Problem to solve ->
Search the material for the word "real" and report each line where it turns up.

Source records ->
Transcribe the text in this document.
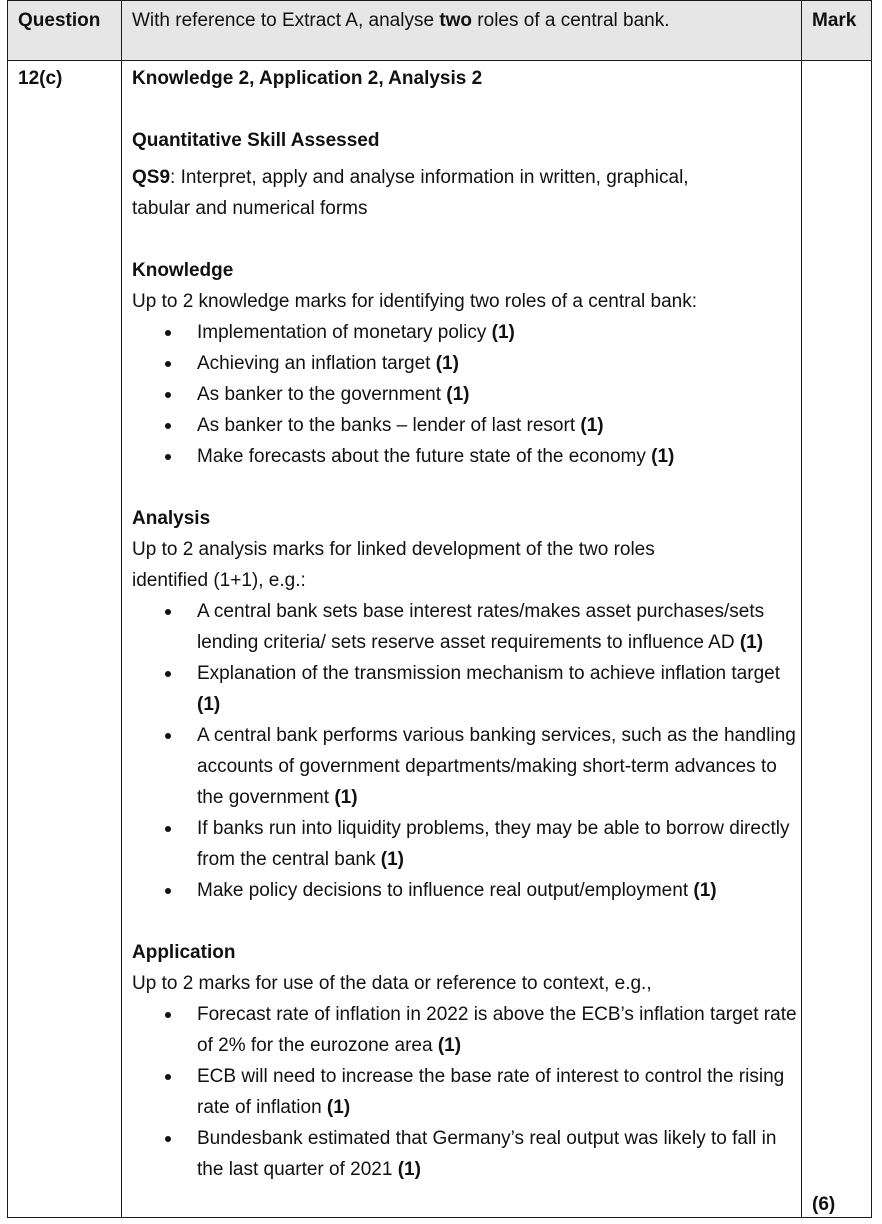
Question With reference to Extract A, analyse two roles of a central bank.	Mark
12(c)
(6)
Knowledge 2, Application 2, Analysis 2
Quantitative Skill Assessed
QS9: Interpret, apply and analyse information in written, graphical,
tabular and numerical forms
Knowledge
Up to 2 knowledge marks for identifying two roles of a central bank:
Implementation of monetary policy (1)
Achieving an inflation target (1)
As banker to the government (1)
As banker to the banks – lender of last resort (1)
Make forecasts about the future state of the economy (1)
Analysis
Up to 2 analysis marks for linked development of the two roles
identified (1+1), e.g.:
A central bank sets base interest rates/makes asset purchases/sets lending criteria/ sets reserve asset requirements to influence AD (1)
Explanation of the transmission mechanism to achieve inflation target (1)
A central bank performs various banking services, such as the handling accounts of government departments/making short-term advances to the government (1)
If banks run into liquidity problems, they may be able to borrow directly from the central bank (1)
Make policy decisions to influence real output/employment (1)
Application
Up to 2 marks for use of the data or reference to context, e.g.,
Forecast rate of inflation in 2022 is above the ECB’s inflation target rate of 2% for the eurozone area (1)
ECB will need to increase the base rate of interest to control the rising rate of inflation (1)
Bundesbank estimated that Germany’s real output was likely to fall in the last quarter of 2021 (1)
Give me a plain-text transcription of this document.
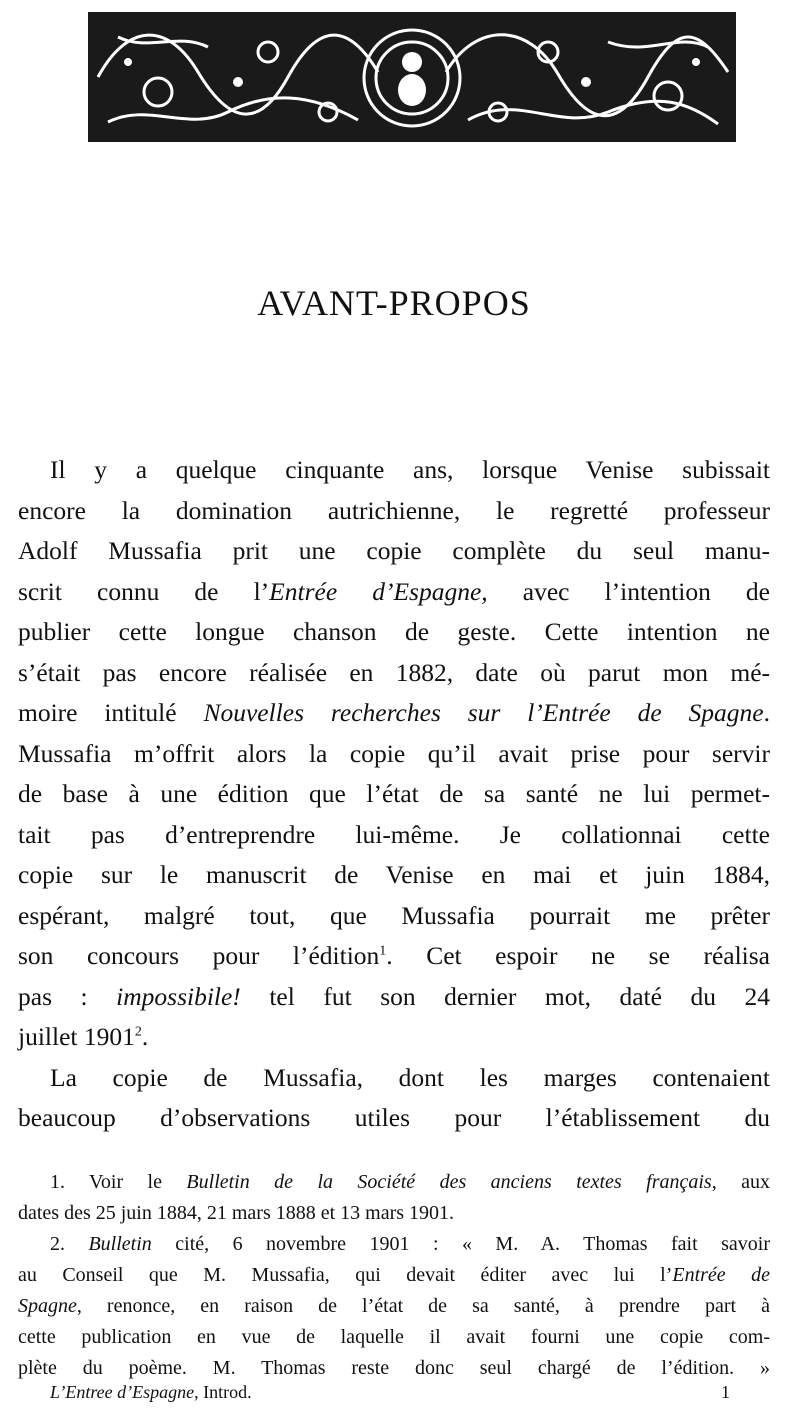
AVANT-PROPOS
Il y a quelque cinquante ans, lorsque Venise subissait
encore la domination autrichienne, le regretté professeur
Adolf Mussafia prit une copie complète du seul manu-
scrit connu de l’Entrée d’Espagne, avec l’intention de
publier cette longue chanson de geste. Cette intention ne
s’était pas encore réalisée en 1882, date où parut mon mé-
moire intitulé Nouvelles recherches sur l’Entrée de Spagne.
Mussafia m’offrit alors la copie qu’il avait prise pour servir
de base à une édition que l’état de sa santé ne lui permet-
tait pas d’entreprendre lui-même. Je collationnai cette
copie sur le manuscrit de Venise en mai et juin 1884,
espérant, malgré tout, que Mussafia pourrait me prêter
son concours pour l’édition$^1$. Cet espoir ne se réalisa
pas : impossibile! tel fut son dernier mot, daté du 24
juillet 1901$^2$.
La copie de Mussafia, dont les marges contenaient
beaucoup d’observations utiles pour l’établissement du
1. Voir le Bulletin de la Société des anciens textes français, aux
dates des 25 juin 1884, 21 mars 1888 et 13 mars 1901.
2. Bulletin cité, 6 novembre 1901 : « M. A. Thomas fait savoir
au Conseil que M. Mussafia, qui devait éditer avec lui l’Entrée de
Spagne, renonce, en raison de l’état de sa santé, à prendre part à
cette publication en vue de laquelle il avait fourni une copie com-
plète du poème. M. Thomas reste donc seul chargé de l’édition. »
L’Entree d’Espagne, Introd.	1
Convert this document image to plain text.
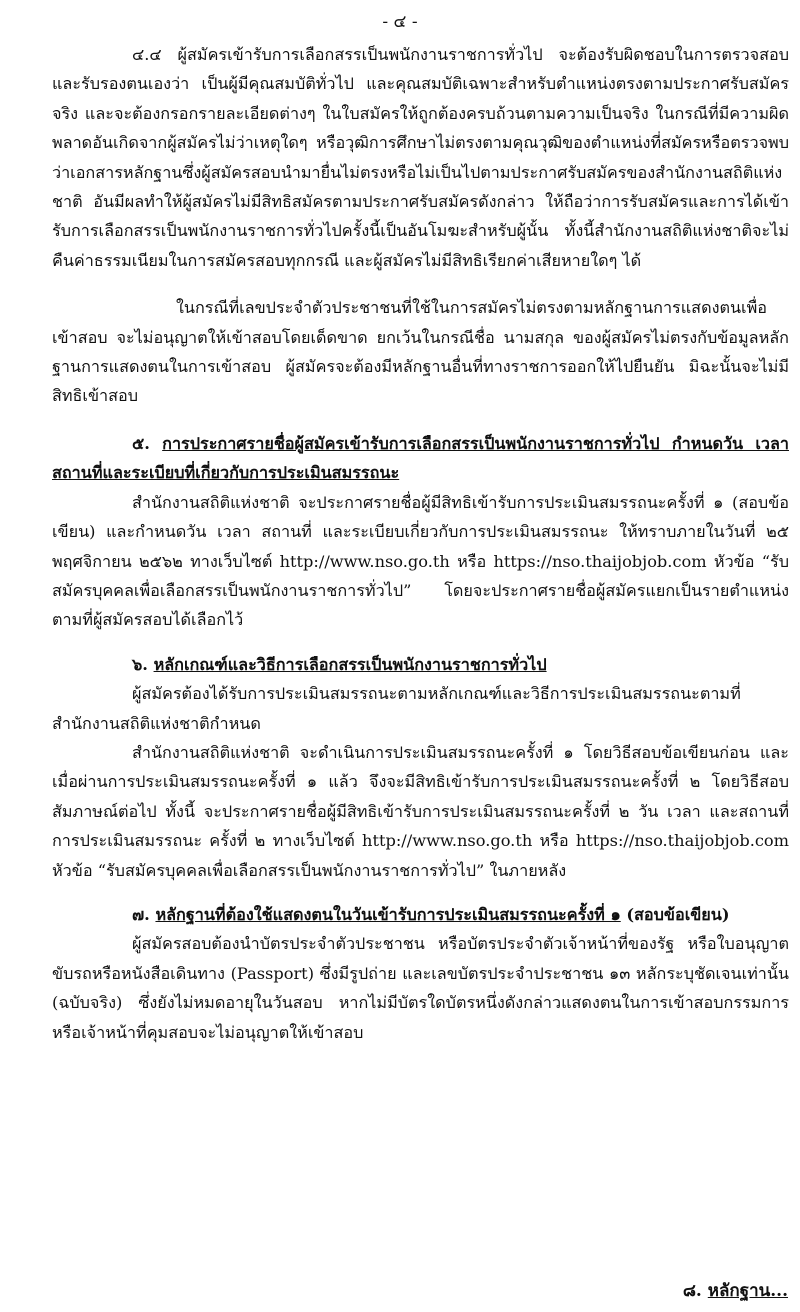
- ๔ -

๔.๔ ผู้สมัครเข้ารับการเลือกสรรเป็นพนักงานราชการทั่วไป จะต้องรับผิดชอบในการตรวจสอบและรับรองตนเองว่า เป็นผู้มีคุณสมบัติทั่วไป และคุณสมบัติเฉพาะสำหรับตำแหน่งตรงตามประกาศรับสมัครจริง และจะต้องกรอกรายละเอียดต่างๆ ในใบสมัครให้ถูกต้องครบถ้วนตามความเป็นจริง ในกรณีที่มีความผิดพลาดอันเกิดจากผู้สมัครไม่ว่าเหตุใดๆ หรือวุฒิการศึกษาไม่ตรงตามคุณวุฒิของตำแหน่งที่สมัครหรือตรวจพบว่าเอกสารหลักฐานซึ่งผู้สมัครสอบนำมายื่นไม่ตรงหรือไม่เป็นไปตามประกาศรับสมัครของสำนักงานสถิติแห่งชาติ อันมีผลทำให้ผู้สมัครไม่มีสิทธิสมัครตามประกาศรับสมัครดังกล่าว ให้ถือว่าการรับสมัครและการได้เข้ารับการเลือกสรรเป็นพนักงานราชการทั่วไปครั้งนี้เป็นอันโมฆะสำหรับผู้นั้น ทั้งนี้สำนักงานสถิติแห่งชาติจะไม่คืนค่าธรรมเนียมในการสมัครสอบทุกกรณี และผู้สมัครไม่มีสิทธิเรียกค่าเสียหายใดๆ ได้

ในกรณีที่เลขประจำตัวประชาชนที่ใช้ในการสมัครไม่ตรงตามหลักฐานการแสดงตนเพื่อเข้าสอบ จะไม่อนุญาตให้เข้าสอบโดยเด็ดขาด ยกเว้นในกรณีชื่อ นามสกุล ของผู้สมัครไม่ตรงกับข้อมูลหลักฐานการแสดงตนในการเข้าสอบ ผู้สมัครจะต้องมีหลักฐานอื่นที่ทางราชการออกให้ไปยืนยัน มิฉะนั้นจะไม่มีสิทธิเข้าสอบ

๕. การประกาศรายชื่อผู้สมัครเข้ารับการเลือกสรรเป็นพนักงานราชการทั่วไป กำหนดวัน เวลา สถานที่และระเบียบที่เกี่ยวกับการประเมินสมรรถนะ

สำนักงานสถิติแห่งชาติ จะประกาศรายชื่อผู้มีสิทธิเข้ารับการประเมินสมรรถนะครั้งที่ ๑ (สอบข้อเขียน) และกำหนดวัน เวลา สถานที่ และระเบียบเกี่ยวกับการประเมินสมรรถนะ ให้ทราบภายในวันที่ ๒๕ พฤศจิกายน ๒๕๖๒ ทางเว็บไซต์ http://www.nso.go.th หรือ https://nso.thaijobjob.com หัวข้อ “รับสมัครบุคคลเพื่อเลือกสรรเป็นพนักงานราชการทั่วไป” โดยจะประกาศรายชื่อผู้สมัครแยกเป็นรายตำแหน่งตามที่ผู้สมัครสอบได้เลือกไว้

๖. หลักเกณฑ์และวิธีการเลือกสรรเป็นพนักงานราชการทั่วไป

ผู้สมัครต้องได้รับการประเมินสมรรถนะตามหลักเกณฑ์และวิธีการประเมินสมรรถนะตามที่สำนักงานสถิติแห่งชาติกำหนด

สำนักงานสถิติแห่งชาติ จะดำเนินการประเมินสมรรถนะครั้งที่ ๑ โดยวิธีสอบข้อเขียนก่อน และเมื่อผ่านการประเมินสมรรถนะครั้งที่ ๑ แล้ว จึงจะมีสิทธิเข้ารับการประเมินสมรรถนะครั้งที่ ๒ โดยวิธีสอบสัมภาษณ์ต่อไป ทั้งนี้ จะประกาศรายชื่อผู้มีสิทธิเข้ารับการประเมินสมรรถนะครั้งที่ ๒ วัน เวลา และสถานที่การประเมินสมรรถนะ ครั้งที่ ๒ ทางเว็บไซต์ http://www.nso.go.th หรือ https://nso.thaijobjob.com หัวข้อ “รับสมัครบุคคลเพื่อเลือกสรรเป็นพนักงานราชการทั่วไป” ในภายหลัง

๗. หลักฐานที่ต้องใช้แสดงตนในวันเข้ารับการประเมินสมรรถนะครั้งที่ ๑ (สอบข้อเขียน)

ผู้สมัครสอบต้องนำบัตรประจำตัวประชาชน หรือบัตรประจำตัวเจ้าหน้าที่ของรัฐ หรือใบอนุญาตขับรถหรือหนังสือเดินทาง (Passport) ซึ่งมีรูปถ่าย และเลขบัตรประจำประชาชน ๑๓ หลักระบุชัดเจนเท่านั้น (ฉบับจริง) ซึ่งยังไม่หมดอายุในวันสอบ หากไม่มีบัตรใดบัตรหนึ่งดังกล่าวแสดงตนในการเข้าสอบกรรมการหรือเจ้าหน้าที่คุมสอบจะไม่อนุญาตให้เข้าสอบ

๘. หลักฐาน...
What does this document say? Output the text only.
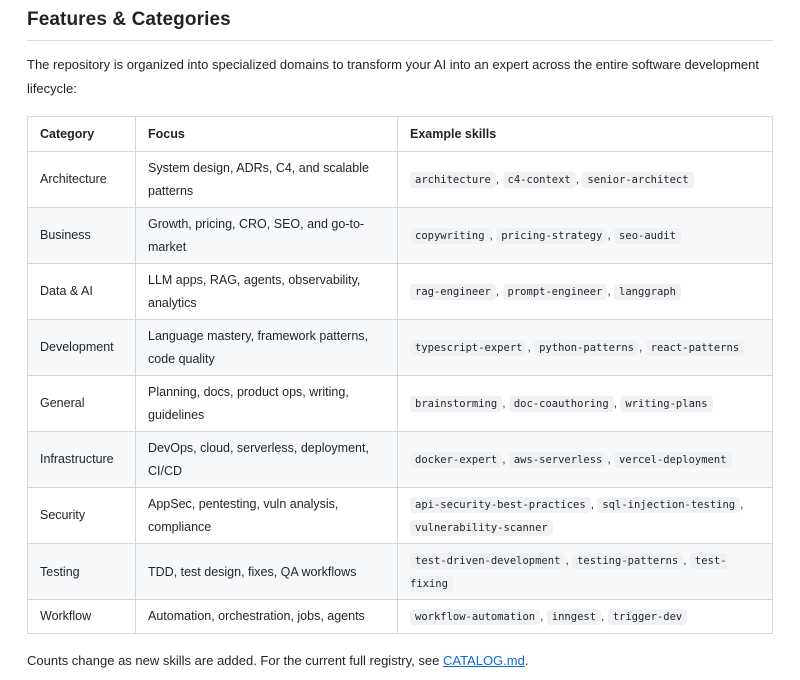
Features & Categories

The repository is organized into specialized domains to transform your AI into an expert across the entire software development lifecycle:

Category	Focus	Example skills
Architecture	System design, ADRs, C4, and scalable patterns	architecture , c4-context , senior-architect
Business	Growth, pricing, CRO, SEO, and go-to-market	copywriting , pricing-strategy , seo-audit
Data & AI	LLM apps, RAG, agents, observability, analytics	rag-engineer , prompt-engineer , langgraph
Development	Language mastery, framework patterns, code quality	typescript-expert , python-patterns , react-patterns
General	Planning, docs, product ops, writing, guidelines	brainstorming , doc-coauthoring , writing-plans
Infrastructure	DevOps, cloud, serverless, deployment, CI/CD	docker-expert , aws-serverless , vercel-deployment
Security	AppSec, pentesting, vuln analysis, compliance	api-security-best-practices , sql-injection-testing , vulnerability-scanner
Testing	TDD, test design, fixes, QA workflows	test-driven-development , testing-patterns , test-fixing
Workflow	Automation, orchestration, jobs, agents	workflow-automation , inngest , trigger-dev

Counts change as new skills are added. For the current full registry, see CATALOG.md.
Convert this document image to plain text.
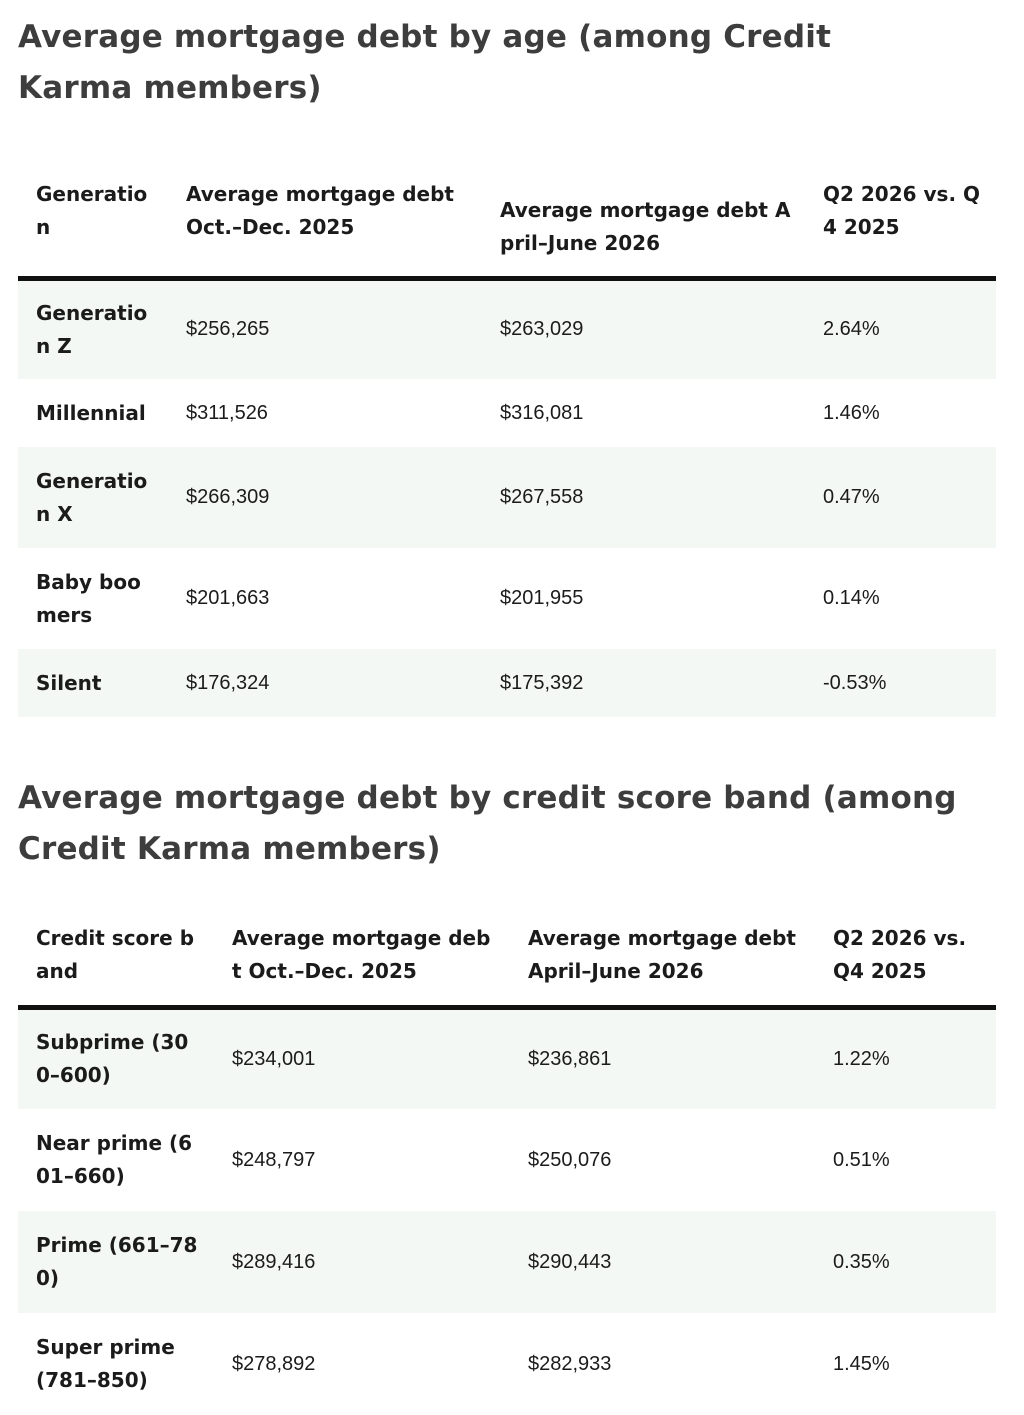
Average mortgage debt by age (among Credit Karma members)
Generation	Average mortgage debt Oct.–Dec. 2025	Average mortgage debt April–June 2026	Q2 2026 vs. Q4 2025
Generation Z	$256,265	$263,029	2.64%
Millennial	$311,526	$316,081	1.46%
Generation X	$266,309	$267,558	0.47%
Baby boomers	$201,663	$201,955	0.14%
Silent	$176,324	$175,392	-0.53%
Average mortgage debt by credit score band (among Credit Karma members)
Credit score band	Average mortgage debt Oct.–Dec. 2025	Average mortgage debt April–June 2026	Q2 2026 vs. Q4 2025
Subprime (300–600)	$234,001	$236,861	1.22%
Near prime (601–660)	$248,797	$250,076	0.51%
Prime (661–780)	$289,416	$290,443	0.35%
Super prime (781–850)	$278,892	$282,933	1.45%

Full output ->
Make policy decisions to influence real output/employment (1)
Bundesbank estimated that Germany’s real output was likely to fall in the last quarter of 2021 (1)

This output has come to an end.